■ Aim of the task ■
Copy every line of the data that includes the string "PEMILU".

■ Recorded information ■
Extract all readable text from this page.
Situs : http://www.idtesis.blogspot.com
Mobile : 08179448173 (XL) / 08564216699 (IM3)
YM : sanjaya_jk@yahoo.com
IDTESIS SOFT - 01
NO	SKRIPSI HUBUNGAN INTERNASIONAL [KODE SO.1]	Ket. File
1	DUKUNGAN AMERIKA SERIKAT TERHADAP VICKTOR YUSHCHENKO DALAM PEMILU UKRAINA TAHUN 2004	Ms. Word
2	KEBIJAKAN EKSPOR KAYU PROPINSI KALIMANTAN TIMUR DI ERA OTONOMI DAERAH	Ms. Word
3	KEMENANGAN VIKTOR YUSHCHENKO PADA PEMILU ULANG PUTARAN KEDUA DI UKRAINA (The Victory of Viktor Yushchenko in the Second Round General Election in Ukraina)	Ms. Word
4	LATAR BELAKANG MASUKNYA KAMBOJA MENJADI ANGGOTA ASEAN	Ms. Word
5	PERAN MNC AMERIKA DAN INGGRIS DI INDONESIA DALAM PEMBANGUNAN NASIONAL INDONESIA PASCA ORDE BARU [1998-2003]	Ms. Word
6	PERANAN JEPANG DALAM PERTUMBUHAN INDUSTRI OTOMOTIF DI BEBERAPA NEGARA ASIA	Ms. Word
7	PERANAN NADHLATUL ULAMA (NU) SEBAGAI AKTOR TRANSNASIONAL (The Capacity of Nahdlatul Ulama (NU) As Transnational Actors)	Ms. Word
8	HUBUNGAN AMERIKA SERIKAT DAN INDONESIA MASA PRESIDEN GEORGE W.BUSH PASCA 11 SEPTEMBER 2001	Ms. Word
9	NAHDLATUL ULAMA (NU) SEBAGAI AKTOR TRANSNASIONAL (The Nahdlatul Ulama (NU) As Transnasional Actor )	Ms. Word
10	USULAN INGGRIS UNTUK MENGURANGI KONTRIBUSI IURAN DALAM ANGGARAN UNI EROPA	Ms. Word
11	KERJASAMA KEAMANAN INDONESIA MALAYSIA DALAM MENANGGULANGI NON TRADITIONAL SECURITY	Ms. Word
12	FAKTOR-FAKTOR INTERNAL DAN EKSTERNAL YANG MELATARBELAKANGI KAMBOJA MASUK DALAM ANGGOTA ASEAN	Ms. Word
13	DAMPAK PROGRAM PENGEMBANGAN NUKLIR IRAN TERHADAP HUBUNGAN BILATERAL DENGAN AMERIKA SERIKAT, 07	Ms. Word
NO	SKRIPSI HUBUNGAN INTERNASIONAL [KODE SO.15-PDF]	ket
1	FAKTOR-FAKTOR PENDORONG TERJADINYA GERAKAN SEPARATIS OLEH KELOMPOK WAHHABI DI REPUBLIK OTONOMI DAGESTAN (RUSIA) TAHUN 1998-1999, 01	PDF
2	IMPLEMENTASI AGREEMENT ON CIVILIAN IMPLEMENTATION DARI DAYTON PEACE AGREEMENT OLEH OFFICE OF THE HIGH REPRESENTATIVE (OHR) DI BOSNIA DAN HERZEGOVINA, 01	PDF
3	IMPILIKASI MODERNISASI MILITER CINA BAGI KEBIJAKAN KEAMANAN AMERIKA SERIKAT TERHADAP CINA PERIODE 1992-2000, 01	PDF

■ Solution to the problem ■
1	DUKUNGAN AMERIKA SERIKAT TERHADAP VICKTOR YUSHCHENKO DALAM PEMILU UKRAINA TAHUN 2004	Ms. Word
3	KEMENANGAN VIKTOR YUSHCHENKO PADA PEMILU ULANG PUTARAN KEDUA DI UKRAINA (The Victory of Viktor Yushchenko in the Second Round General Election in Ukraina)	Ms. Word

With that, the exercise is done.